» TASK PROMPT
You are to retype all of the data exactly as it appears.

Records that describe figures
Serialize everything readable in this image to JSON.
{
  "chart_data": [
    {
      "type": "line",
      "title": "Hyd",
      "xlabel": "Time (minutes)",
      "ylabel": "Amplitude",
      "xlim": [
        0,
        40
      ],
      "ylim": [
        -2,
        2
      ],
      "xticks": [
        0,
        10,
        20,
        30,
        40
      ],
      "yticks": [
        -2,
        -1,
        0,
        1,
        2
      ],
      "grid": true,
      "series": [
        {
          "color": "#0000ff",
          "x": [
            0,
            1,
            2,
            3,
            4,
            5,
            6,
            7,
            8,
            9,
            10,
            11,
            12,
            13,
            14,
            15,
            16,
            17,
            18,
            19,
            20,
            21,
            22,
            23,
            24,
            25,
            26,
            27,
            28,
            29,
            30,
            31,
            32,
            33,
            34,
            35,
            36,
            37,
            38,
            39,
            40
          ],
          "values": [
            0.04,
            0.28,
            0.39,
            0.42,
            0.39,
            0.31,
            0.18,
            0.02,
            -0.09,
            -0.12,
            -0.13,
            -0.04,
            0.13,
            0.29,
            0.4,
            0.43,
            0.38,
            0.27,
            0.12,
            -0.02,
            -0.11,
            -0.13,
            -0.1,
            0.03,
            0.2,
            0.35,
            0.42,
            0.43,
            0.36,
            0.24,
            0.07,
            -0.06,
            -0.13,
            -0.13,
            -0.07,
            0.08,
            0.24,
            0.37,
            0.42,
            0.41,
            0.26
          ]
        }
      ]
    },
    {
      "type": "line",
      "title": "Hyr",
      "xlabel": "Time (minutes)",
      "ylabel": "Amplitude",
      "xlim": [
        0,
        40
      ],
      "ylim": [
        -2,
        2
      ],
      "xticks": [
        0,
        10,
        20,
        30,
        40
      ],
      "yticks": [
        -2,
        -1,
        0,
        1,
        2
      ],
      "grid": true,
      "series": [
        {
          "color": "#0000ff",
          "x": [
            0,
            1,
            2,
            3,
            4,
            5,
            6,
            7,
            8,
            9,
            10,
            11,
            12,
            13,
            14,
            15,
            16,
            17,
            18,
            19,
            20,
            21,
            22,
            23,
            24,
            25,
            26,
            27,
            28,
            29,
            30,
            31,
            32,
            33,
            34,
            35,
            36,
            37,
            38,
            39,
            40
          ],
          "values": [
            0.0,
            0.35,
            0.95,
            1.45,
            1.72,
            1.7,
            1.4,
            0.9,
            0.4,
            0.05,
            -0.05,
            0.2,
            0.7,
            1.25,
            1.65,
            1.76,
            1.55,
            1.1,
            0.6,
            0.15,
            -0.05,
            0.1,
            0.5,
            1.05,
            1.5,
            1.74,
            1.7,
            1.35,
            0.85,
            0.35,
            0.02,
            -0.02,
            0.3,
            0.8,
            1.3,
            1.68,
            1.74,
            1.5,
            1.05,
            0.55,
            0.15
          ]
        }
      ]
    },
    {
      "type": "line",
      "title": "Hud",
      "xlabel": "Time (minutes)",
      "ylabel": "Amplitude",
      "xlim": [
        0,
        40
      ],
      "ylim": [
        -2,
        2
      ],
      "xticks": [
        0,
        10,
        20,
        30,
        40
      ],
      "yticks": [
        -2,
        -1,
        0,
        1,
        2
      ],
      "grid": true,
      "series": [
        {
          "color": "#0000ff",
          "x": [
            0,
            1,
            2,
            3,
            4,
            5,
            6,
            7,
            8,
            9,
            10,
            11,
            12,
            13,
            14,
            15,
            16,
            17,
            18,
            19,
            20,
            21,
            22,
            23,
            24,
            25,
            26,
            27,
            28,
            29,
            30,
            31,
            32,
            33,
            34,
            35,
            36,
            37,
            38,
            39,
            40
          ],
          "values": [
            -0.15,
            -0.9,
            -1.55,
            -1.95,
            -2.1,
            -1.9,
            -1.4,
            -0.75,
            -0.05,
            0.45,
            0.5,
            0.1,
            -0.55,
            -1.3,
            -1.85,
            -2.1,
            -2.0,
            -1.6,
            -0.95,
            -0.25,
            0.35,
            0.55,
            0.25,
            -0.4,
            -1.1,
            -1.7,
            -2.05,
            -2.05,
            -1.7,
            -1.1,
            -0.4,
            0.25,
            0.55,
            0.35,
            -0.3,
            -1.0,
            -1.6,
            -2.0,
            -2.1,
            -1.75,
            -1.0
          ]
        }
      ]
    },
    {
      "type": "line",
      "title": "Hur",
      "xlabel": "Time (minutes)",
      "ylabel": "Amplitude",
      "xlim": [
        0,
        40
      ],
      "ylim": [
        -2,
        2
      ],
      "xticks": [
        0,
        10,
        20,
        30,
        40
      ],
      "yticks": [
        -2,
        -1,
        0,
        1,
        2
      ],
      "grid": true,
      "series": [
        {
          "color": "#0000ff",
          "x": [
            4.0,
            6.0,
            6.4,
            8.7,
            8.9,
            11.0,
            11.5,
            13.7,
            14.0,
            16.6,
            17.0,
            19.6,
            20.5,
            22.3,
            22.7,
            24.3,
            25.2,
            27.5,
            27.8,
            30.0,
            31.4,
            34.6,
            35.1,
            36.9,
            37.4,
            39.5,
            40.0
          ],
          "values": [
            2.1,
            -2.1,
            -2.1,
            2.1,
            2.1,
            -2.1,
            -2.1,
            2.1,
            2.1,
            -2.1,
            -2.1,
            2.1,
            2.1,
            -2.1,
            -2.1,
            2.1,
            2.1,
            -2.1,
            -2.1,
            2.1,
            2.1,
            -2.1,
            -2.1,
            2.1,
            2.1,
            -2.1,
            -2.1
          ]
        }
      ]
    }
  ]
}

» REPLY
Serialize everything readable in this image to JSON.
{
  "chart_data": [
    {
      "type": "line",
      "title": "Hyd",
      "xlabel": "Time (minutes)",
      "ylabel": "Amplitude",
      "xlim": [
        0,
        40
      ],
      "ylim": [
        -2,
        2
      ],
      "xticks": [
        0,
        10,
        20,
        30,
        40
      ],
      "yticks": [
        -2,
        -1,
        0,
        1,
        2
      ],
      "grid": true,
      "series": [
        {
          "color": "#0000ff",
          "x": [
            0,
            1,
            2,
            3,
            4,
            5,
            6,
            7,
            8,
            9,
            10,
            11,
            12,
            13,
            14,
            15,
            16,
            17,
            18,
            19,
            20,
            21,
            22,
            23,
            24,
            25,
            26,
            27,
            28,
            29,
            30,
            31,
            32,
            33,
            34,
            35,
            36,
            37,
            38,
            39,
            40
          ],
          "values": [
            0.04,
            0.28,
            0.39,
            0.42,
            0.39,
            0.31,
            0.18,
            0.02,
            -0.09,
            -0.12,
            -0.13,
            -0.04,
            0.13,
            0.29,
            0.4,
            0.43,
            0.38,
            0.27,
            0.12,
            -0.02,
            -0.11,
            -0.13,
            -0.1,
            0.03,
            0.2,
            0.35,
            0.42,
            0.43,
            0.36,
            0.24,
            0.07,
            -0.06,
            -0.13,
            -0.13,
            -0.07,
            0.08,
            0.24,
            0.37,
            0.42,
            0.41,
            0.26
          ]
        }
      ]
    },
    {
      "type": "line",
      "title": "Hyr",
      "xlabel": "Time (minutes)",
      "ylabel": "Amplitude",
      "xlim": [
        0,
        40
      ],
      "ylim": [
        -2,
        2
      ],
      "xticks": [
        0,
        10,
        20,
        30,
        40
      ],
      "yticks": [
        -2,
        -1,
        0,
        1,
        2
      ],
      "grid": true,
      "series": [
        {
          "color": "#0000ff",
          "x": [
            0,
            1,
            2,
            3,
            4,
            5,
            6,
            7,
            8,
            9,
            10,
            11,
            12,
            13,
            14,
            15,
            16,
            17,
            18,
            19,
            20,
            21,
            22,
            23,
            24,
            25,
            26,
            27,
            28,
            29,
            30,
            31,
            32,
            33,
            34,
            35,
            36,
            37,
            38,
            39,
            40
          ],
          "values": [
            0.0,
            0.35,
            0.95,
            1.45,
            1.72,
            1.7,
            1.4,
            0.9,
            0.4,
            0.05,
            -0.05,
            0.2,
            0.7,
            1.25,
            1.65,
            1.76,
            1.55,
            1.1,
            0.6,
            0.15,
            -0.05,
            0.1,
            0.5,
            1.05,
            1.5,
            1.74,
            1.7,
            1.35,
            0.85,
            0.35,
            0.02,
            -0.02,
            0.3,
            0.8,
            1.3,
            1.68,
            1.74,
            1.5,
            1.05,
            0.55,
            0.15
          ]
        }
      ]
    },
    {
      "type": "line",
      "title": "Hud",
      "xlabel": "Time (minutes)",
      "ylabel": "Amplitude",
      "xlim": [
        0,
        40
      ],
      "ylim": [
        -2,
        2
      ],
      "xticks": [
        0,
        10,
        20,
        30,
        40
      ],
      "yticks": [
        -2,
        -1,
        0,
        1,
        2
      ],
      "grid": true,
      "series": [
        {
          "color": "#0000ff",
          "x": [
            0,
            1,
            2,
            3,
            4,
            5,
            6,
            7,
            8,
            9,
            10,
            11,
            12,
            13,
            14,
            15,
            16,
            17,
            18,
            19,
            20,
            21,
            22,
            23,
            24,
            25,
            26,
            27,
            28,
            29,
            30,
            31,
            32,
            33,
            34,
            35,
            36,
            37,
            38,
            39,
            40
          ],
          "values": [
            -0.15,
            -0.9,
            -1.55,
            -1.95,
            -2.1,
            -1.9,
            -1.4,
            -0.75,
            -0.05,
            0.45,
            0.5,
            0.1,
            -0.55,
            -1.3,
            -1.85,
            -2.1,
            -2.0,
            -1.6,
            -0.95,
            -0.25,
            0.35,
            0.55,
            0.25,
            -0.4,
            -1.1,
            -1.7,
            -2.05,
            -2.05,
            -1.7,
            -1.1,
            -0.4,
            0.25,
            0.55,
            0.35,
            -0.3,
            -1.0,
            -1.6,
            -2.0,
            -2.1,
            -1.75,
            -1.0
          ]
        }
      ]
    },
    {
      "type": "line",
      "title": "Hur",
      "xlabel": "Time (minutes)",
      "ylabel": "Amplitude",
      "xlim": [
        0,
        40
      ],
      "ylim": [
        -2,
        2
      ],
      "xticks": [
        0,
        10,
        20,
        30,
        40
      ],
      "yticks": [
        -2,
        -1,
        0,
        1,
        2
      ],
      "grid": true,
      "series": [
        {
          "color": "#0000ff",
          "x": [
            4.0,
            6.0,
            6.4,
            8.7,
            8.9,
            11.0,
            11.5,
            13.7,
            14.0,
            16.6,
            17.0,
            19.6,
            20.5,
            22.3,
            22.7,
            24.3,
            25.2,
            27.5,
            27.8,
            30.0,
            31.4,
            34.6,
            35.1,
            36.9,
            37.4,
            39.5,
            40.0
          ],
          "values": [
            2.1,
            -2.1,
            -2.1,
            2.1,
            2.1,
            -2.1,
            -2.1,
            2.1,
            2.1,
            -2.1,
            -2.1,
            2.1,
            2.1,
            -2.1,
            -2.1,
            2.1,
            2.1,
            -2.1,
            -2.1,
            2.1,
            2.1,
            -2.1,
            -2.1,
            2.1,
            2.1,
            -2.1,
            -2.1
          ]
        }
      ]
    }
  ]
}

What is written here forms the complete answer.